>> begin Task inputs
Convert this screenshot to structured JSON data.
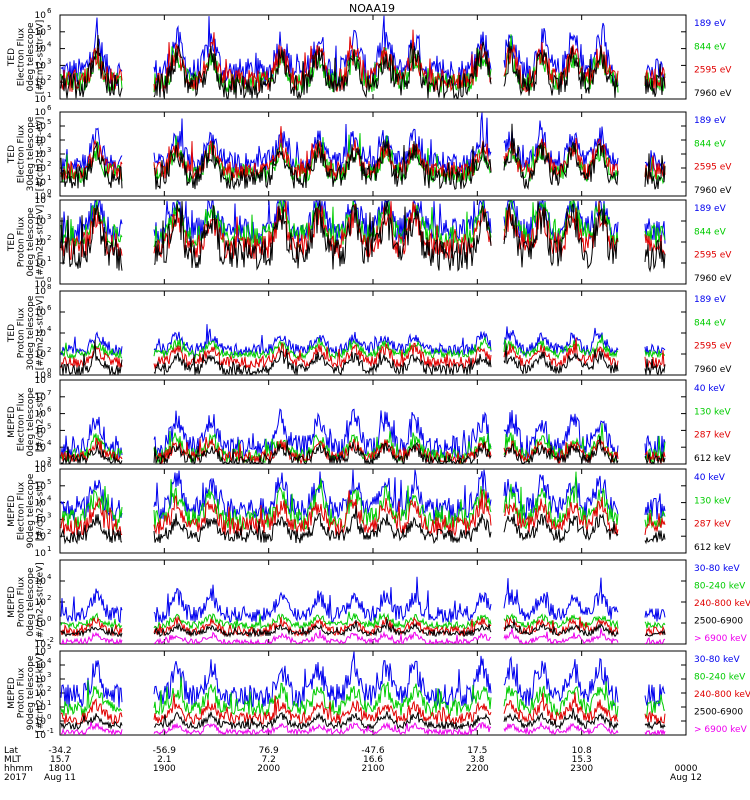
{
  "chart_data": {
    "type": "line",
    "title": "NOAA19",
    "xlabel": "",
    "xlim": [
      1800,
      2400
    ],
    "x_tick_values": [
      1800,
      1900,
      2000,
      2100,
      2200,
      2300
    ],
    "panels": [
      {
        "id": "ted-electron-0deg",
        "ylabel_lines": [
          "TED",
          "Electron Flux",
          "0deg telescope",
          "[#/cm2-s-str-eV]"
        ],
        "y_exp_min": 1,
        "y_exp_max": 6,
        "y_tick_exps": [
          1,
          2,
          3,
          4,
          5,
          6
        ],
        "series": [
          {
            "name": "7960 eV",
            "color": "#000000",
            "level": 1.7,
            "spread": 1.1
          },
          {
            "name": "2595 eV",
            "color": "#e00000",
            "level": 2.1,
            "spread": 1.0
          },
          {
            "name": "844 eV",
            "color": "#00cc00",
            "level": 2.0,
            "spread": 0.9
          },
          {
            "name": "189 eV",
            "color": "#0000ee",
            "level": 2.6,
            "spread": 1.2
          }
        ]
      },
      {
        "id": "ted-electron-30deg",
        "ylabel_lines": [
          "TED",
          "Electron Flux",
          "30deg telescope",
          "[#/cm2-s-str-eV]"
        ],
        "y_exp_min": 0,
        "y_exp_max": 6,
        "y_tick_exps": [
          0,
          1,
          2,
          3,
          4,
          5,
          6
        ],
        "series": [
          {
            "name": "7960 eV",
            "color": "#000000",
            "level": 1.3,
            "spread": 1.2
          },
          {
            "name": "2595 eV",
            "color": "#e00000",
            "level": 1.8,
            "spread": 1.0
          },
          {
            "name": "844 eV",
            "color": "#00cc00",
            "level": 1.6,
            "spread": 1.0
          },
          {
            "name": "189 eV",
            "color": "#0000ee",
            "level": 2.4,
            "spread": 1.1
          }
        ]
      },
      {
        "id": "ted-proton-0deg",
        "ylabel_lines": [
          "TED",
          "Proton Flux",
          "0deg telescope",
          "[#/cm2-s-str-eV]"
        ],
        "y_exp_min": 0,
        "y_exp_max": 4,
        "y_tick_exps": [
          0,
          1,
          2,
          3,
          4
        ],
        "series": [
          {
            "name": "7960 eV",
            "color": "#000000",
            "level": 1.4,
            "spread": 1.1
          },
          {
            "name": "2595 eV",
            "color": "#e00000",
            "level": 1.8,
            "spread": 0.9
          },
          {
            "name": "844 eV",
            "color": "#00cc00",
            "level": 2.3,
            "spread": 0.8
          },
          {
            "name": "189 eV",
            "color": "#0000ee",
            "level": 2.5,
            "spread": 0.9
          }
        ]
      },
      {
        "id": "ted-proton-30deg",
        "ylabel_lines": [
          "TED",
          "Proton Flux",
          "30deg telescope",
          "[#/cm2-s-str-eV]"
        ],
        "y_exp_min": 0,
        "y_exp_max": 8,
        "y_tick_exps": [
          0,
          2,
          4,
          6,
          8
        ],
        "series": [
          {
            "name": "7960 eV",
            "color": "#000000",
            "level": 0.5,
            "spread": 0.8
          },
          {
            "name": "2595 eV",
            "color": "#e00000",
            "level": 1.2,
            "spread": 0.8
          },
          {
            "name": "844 eV",
            "color": "#00cc00",
            "level": 2.0,
            "spread": 0.6
          },
          {
            "name": "189 eV",
            "color": "#0000ee",
            "level": 2.4,
            "spread": 0.8
          }
        ]
      },
      {
        "id": "meped-electron-0deg",
        "ylabel_lines": [
          "MEPED",
          "Electron Flux",
          "0deg telescope",
          "[#/cm2-s-str]"
        ],
        "y_exp_min": 3,
        "y_exp_max": 8,
        "y_tick_exps": [
          3,
          4,
          5,
          6,
          7,
          8
        ],
        "series": [
          {
            "name": "612 keV",
            "color": "#000000",
            "level": 3.2,
            "spread": 0.5
          },
          {
            "name": "287 keV",
            "color": "#e00000",
            "level": 3.4,
            "spread": 0.5
          },
          {
            "name": "130 keV",
            "color": "#00cc00",
            "level": 3.5,
            "spread": 0.6
          },
          {
            "name": "40 keV",
            "color": "#0000ee",
            "level": 4.0,
            "spread": 1.0
          }
        ]
      },
      {
        "id": "meped-electron-90deg",
        "ylabel_lines": [
          "MEPED",
          "Electron Flux",
          "90deg telescope",
          "[#/cm2-s-str]"
        ],
        "y_exp_min": 1,
        "y_exp_max": 6,
        "y_tick_exps": [
          1,
          2,
          3,
          4,
          5,
          6
        ],
        "series": [
          {
            "name": "612 keV",
            "color": "#000000",
            "level": 2.0,
            "spread": 0.6
          },
          {
            "name": "287 keV",
            "color": "#e00000",
            "level": 2.6,
            "spread": 0.8
          },
          {
            "name": "130 keV",
            "color": "#00cc00",
            "level": 3.0,
            "spread": 0.9
          },
          {
            "name": "40 keV",
            "color": "#0000ee",
            "level": 3.6,
            "spread": 1.0
          }
        ]
      },
      {
        "id": "meped-proton-0deg",
        "ylabel_lines": [
          "MEPED",
          "Proton Flux",
          "0deg telescope",
          "[#/cm2-s-str-keV]"
        ],
        "y_exp_min": -2,
        "y_exp_max": 6,
        "y_tick_exps": [
          -2,
          0,
          2,
          4
        ],
        "series": [
          {
            "name": "> 6900 keV",
            "color": "#ee00ee",
            "level": -1.8,
            "spread": 0.4
          },
          {
            "name": "2500-6900",
            "color": "#000000",
            "level": -1.0,
            "spread": 0.4
          },
          {
            "name": "240-800 keV",
            "color": "#e00000",
            "level": -0.8,
            "spread": 0.6
          },
          {
            "name": "80-240 keV",
            "color": "#00cc00",
            "level": -0.2,
            "spread": 0.5
          },
          {
            "name": "30-80 keV",
            "color": "#0000ee",
            "level": 0.8,
            "spread": 1.1
          }
        ]
      },
      {
        "id": "meped-proton-90deg",
        "ylabel_lines": [
          "MEPED",
          "Proton Flux",
          "90deg telescope",
          "[#/cm2-s-str-keV]"
        ],
        "y_exp_min": -1,
        "y_exp_max": 5,
        "y_tick_exps": [
          -1,
          0,
          1,
          2,
          3,
          4,
          5
        ],
        "series": [
          {
            "name": "> 6900 keV",
            "color": "#ee00ee",
            "level": -0.8,
            "spread": 0.3
          },
          {
            "name": "2500-6900",
            "color": "#000000",
            "level": -0.3,
            "spread": 0.4
          },
          {
            "name": "240-800 keV",
            "color": "#e00000",
            "level": 0.2,
            "spread": 0.6
          },
          {
            "name": "80-240 keV",
            "color": "#00cc00",
            "level": 0.9,
            "spread": 0.8
          },
          {
            "name": "30-80 keV",
            "color": "#0000ee",
            "level": 1.8,
            "spread": 1.2
          }
        ]
      }
    ],
    "bottom_axis": {
      "row_labels": [
        "Lat",
        "MLT",
        "hhmm",
        "2017"
      ],
      "columns": [
        {
          "lat": "-34.2",
          "mlt": "15.7",
          "hhmm": "1800",
          "date": "Aug 11"
        },
        {
          "lat": "-56.9",
          "mlt": "2.1",
          "hhmm": "1900",
          "date": ""
        },
        {
          "lat": "76.9",
          "mlt": "7.2",
          "hhmm": "2000",
          "date": ""
        },
        {
          "lat": "-47.6",
          "mlt": "16.6",
          "hhmm": "2100",
          "date": ""
        },
        {
          "lat": "17.5",
          "mlt": "3.8",
          "hhmm": "2200",
          "date": ""
        },
        {
          "lat": "10.8",
          "mlt": "15.3",
          "hhmm": "2300",
          "date": ""
        },
        {
          "lat": "",
          "mlt": "",
          "hhmm": "0000",
          "date": "Aug 12"
        }
      ]
    }
  }
}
>> end Task inputs
The material above must be printed exactly, with its pictures left out.

Convert this screenshot to structured JSON data.
{
  "chart_data": {
    "type": "line",
    "title": "NOAA19",
    "xlabel": "",
    "xlim": [
      1800,
      2400
    ],
    "x_tick_values": [
      1800,
      1900,
      2000,
      2100,
      2200,
      2300
    ],
    "panels": [
      {
        "id": "ted-electron-0deg",
        "ylabel_lines": [
          "TED",
          "Electron Flux",
          "0deg telescope",
          "[#/cm2-s-str-eV]"
        ],
        "y_exp_min": 1,
        "y_exp_max": 6,
        "y_tick_exps": [
          1,
          2,
          3,
          4,
          5,
          6
        ],
        "series": [
          {
            "name": "7960 eV",
            "color": "#000000",
            "level": 1.7,
            "spread": 1.1
          },
          {
            "name": "2595 eV",
            "color": "#e00000",
            "level": 2.1,
            "spread": 1.0
          },
          {
            "name": "844 eV",
            "color": "#00cc00",
            "level": 2.0,
            "spread": 0.9
          },
          {
            "name": "189 eV",
            "color": "#0000ee",
            "level": 2.6,
            "spread": 1.2
          }
        ]
      },
      {
        "id": "ted-electron-30deg",
        "ylabel_lines": [
          "TED",
          "Electron Flux",
          "30deg telescope",
          "[#/cm2-s-str-eV]"
        ],
        "y_exp_min": 0,
        "y_exp_max": 6,
        "y_tick_exps": [
          0,
          1,
          2,
          3,
          4,
          5,
          6
        ],
        "series": [
          {
            "name": "7960 eV",
            "color": "#000000",
            "level": 1.3,
            "spread": 1.2
          },
          {
            "name": "2595 eV",
            "color": "#e00000",
            "level": 1.8,
            "spread": 1.0
          },
          {
            "name": "844 eV",
            "color": "#00cc00",
            "level": 1.6,
            "spread": 1.0
          },
          {
            "name": "189 eV",
            "color": "#0000ee",
            "level": 2.4,
            "spread": 1.1
          }
        ]
      },
      {
        "id": "ted-proton-0deg",
        "ylabel_lines": [
          "TED",
          "Proton Flux",
          "0deg telescope",
          "[#/cm2-s-str-eV]"
        ],
        "y_exp_min": 0,
        "y_exp_max": 4,
        "y_tick_exps": [
          0,
          1,
          2,
          3,
          4
        ],
        "series": [
          {
            "name": "7960 eV",
            "color": "#000000",
            "level": 1.4,
            "spread": 1.1
          },
          {
            "name": "2595 eV",
            "color": "#e00000",
            "level": 1.8,
            "spread": 0.9
          },
          {
            "name": "844 eV",
            "color": "#00cc00",
            "level": 2.3,
            "spread": 0.8
          },
          {
            "name": "189 eV",
            "color": "#0000ee",
            "level": 2.5,
            "spread": 0.9
          }
        ]
      },
      {
        "id": "ted-proton-30deg",
        "ylabel_lines": [
          "TED",
          "Proton Flux",
          "30deg telescope",
          "[#/cm2-s-str-eV]"
        ],
        "y_exp_min": 0,
        "y_exp_max": 8,
        "y_tick_exps": [
          0,
          2,
          4,
          6,
          8
        ],
        "series": [
          {
            "name": "7960 eV",
            "color": "#000000",
            "level": 0.5,
            "spread": 0.8
          },
          {
            "name": "2595 eV",
            "color": "#e00000",
            "level": 1.2,
            "spread": 0.8
          },
          {
            "name": "844 eV",
            "color": "#00cc00",
            "level": 2.0,
            "spread": 0.6
          },
          {
            "name": "189 eV",
            "color": "#0000ee",
            "level": 2.4,
            "spread": 0.8
          }
        ]
      },
      {
        "id": "meped-electron-0deg",
        "ylabel_lines": [
          "MEPED",
          "Electron Flux",
          "0deg telescope",
          "[#/cm2-s-str]"
        ],
        "y_exp_min": 3,
        "y_exp_max": 8,
        "y_tick_exps": [
          3,
          4,
          5,
          6,
          7,
          8
        ],
        "series": [
          {
            "name": "612 keV",
            "color": "#000000",
            "level": 3.2,
            "spread": 0.5
          },
          {
            "name": "287 keV",
            "color": "#e00000",
            "level": 3.4,
            "spread": 0.5
          },
          {
            "name": "130 keV",
            "color": "#00cc00",
            "level": 3.5,
            "spread": 0.6
          },
          {
            "name": "40 keV",
            "color": "#0000ee",
            "level": 4.0,
            "spread": 1.0
          }
        ]
      },
      {
        "id": "meped-electron-90deg",
        "ylabel_lines": [
          "MEPED",
          "Electron Flux",
          "90deg telescope",
          "[#/cm2-s-str]"
        ],
        "y_exp_min": 1,
        "y_exp_max": 6,
        "y_tick_exps": [
          1,
          2,
          3,
          4,
          5,
          6
        ],
        "series": [
          {
            "name": "612 keV",
            "color": "#000000",
            "level": 2.0,
            "spread": 0.6
          },
          {
            "name": "287 keV",
            "color": "#e00000",
            "level": 2.6,
            "spread": 0.8
          },
          {
            "name": "130 keV",
            "color": "#00cc00",
            "level": 3.0,
            "spread": 0.9
          },
          {
            "name": "40 keV",
            "color": "#0000ee",
            "level": 3.6,
            "spread": 1.0
          }
        ]
      },
      {
        "id": "meped-proton-0deg",
        "ylabel_lines": [
          "MEPED",
          "Proton Flux",
          "0deg telescope",
          "[#/cm2-s-str-keV]"
        ],
        "y_exp_min": -2,
        "y_exp_max": 6,
        "y_tick_exps": [
          -2,
          0,
          2,
          4
        ],
        "series": [
          {
            "name": "> 6900 keV",
            "color": "#ee00ee",
            "level": -1.8,
            "spread": 0.4
          },
          {
            "name": "2500-6900",
            "color": "#000000",
            "level": -1.0,
            "spread": 0.4
          },
          {
            "name": "240-800 keV",
            "color": "#e00000",
            "level": -0.8,
            "spread": 0.6
          },
          {
            "name": "80-240 keV",
            "color": "#00cc00",
            "level": -0.2,
            "spread": 0.5
          },
          {
            "name": "30-80 keV",
            "color": "#0000ee",
            "level": 0.8,
            "spread": 1.1
          }
        ]
      },
      {
        "id": "meped-proton-90deg",
        "ylabel_lines": [
          "MEPED",
          "Proton Flux",
          "90deg telescope",
          "[#/cm2-s-str-keV]"
        ],
        "y_exp_min": -1,
        "y_exp_max": 5,
        "y_tick_exps": [
          -1,
          0,
          1,
          2,
          3,
          4,
          5
        ],
        "series": [
          {
            "name": "> 6900 keV",
            "color": "#ee00ee",
            "level": -0.8,
            "spread": 0.3
          },
          {
            "name": "2500-6900",
            "color": "#000000",
            "level": -0.3,
            "spread": 0.4
          },
          {
            "name": "240-800 keV",
            "color": "#e00000",
            "level": 0.2,
            "spread": 0.6
          },
          {
            "name": "80-240 keV",
            "color": "#00cc00",
            "level": 0.9,
            "spread": 0.8
          },
          {
            "name": "30-80 keV",
            "color": "#0000ee",
            "level": 1.8,
            "spread": 1.2
          }
        ]
      }
    ],
    "bottom_axis": {
      "row_labels": [
        "Lat",
        "MLT",
        "hhmm",
        "2017"
      ],
      "columns": [
        {
          "lat": "-34.2",
          "mlt": "15.7",
          "hhmm": "1800",
          "date": "Aug 11"
        },
        {
          "lat": "-56.9",
          "mlt": "2.1",
          "hhmm": "1900",
          "date": ""
        },
        {
          "lat": "76.9",
          "mlt": "7.2",
          "hhmm": "2000",
          "date": ""
        },
        {
          "lat": "-47.6",
          "mlt": "16.6",
          "hhmm": "2100",
          "date": ""
        },
        {
          "lat": "17.5",
          "mlt": "3.8",
          "hhmm": "2200",
          "date": ""
        },
        {
          "lat": "10.8",
          "mlt": "15.3",
          "hhmm": "2300",
          "date": ""
        },
        {
          "lat": "",
          "mlt": "",
          "hhmm": "0000",
          "date": "Aug 12"
        }
      ]
    }
  }
}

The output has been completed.